» Page extract
--- --- ---

Plan Comment Not Found
⚠️ **Plan Comment Not Found** Couldn't find the automated fix plan comment on this issue. Did you run \`/handle-issue <issue-number>\` first? **To proceed:** 1. Run \`/handle-issue <issue-number>\` to generate plan 2. Review and approve the plan 3. Run \`/continue-issue <issue-number>\`
Multiple Approvals
If multiple authorized users approve:
# Use first approval found (earliest timestamp) approvals.sort(key=lambda x: x.timestamp) return approvals[0]
Integration with continue-issue
1. Parse issue number 2. Check approval (lib/approval-checker) ← YOU ARE HERE 3. If approved → Create worktree → Implement 4. If not approved → Post helpful message → Exit
Flow:
/continue-issue 42
↓
Get authorized users from GitHub
↓
Find plan comment
↓
Check reactions (Method 1)
↓
├─ Approved → Proceed
└─ Not approved
↓
Check comments (Method 2)
↓
├─ Approved → Proceed
└─ Not approved → Post message → Exit
Security Considerations
No bypass mechanisms:
- •Can't override with flags
- •Can't skip check
- •Can't fake authorization
Safe handling of unknowns:
- •Unknown users → Ignored
- •Partial approval → Not sufficient
- •Ambiguous comments → Not approved
Principle: Fail closed, not open.
Testing Approach
Test cases:
- •✅ Authorized user reacts 👍 → Approved
- •✅ Authorized user comments "approve" → Approved
- •✅ Authorized user comments "LGTM" → Approved
- •❌ Unauthorized user reacts 👍 → Not approved
- •❌ Unauthorized user comments "approve" → Not approved
- •❌ Authorized user comments "looks good" → Not approved (no keyword)
- •✅ Multiple approvals → Use first one
- •❌ GitHub API error → Fail gracefully with message
YAGNI Notes
Not included:
- •Multi-level approval (single maintainer sufficient)
- •Approval expiration (valid until revoked)
- •Approval delegation (direct authorization only)
- •Vote counting (single approval sufficient)
Keep it simple: one authorized approval proceeds.

--- --- ---

» Exercise set
[1] In the approval-checker notes, which approval is used when multiple authorized users approve?
[2] Under "Not included," the approval-checker notes list several features that were left out. Name every one of them.
[3] Return the part of the approval-checker notes starting at "Testing Approach" and ending at "(valid until revoked)", copied word for word.

--- --- ---

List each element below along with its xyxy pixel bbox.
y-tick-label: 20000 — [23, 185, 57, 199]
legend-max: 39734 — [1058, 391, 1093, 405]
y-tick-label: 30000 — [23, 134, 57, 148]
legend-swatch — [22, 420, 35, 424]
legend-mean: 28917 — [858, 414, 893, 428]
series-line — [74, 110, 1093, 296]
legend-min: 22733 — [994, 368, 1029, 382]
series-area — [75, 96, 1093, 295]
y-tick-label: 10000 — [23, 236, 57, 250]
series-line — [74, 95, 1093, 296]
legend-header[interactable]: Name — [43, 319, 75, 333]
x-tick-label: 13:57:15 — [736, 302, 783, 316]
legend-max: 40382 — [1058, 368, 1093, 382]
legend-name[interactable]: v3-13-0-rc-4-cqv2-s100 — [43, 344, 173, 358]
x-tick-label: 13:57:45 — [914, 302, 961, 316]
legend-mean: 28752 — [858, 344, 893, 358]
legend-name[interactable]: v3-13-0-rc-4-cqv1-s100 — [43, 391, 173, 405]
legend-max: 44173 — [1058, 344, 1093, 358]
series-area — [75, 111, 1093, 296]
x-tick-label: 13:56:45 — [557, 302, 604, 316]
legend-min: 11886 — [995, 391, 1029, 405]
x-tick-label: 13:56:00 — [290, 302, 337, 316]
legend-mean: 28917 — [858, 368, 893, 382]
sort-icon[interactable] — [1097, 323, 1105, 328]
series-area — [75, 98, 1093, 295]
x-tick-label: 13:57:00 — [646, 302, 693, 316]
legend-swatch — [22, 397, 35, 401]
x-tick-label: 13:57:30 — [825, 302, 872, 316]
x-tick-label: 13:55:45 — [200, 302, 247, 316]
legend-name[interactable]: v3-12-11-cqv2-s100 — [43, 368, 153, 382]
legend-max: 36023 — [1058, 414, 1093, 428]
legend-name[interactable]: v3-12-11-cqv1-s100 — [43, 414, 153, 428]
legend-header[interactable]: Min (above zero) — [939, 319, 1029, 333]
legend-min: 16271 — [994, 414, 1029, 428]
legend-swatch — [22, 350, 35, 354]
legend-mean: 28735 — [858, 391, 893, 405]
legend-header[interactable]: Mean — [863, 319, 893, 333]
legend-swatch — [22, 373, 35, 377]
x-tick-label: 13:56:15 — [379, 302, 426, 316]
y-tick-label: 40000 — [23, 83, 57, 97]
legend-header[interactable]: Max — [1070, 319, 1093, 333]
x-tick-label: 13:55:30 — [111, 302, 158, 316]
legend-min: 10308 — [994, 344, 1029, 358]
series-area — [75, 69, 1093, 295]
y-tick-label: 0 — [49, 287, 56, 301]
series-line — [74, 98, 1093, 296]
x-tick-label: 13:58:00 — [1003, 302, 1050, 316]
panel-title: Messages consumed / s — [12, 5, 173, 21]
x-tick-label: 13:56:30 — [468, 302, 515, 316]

--- --- ---

» Answer section
[1] The first approval found, which is the one with the earliest timestamp.

[2]
- Multi-level approval
- Approval expiration
- Approval delegation
- Vote counting

[3]
Testing Approach
Test cases:
- •✅ Authorized user reacts 👍 → Approved
- •✅ Authorized user comments "approve" → Approved
- •✅ Authorized user comments "LGTM" → Approved
- •❌ Unauthorized user reacts 👍 → Not approved
- •❌ Unauthorized user comments "approve" → Not approved
- •❌ Authorized user comments "looks good" → Not approved (no keyword)
- •✅ Multiple approvals → Use first one
- •❌ GitHub API error → Fail gracefully with message
YAGNI Notes
Not included:
- •Multi-level approval (single maintainer sufficient)
- •Approval expiration (valid until revoked)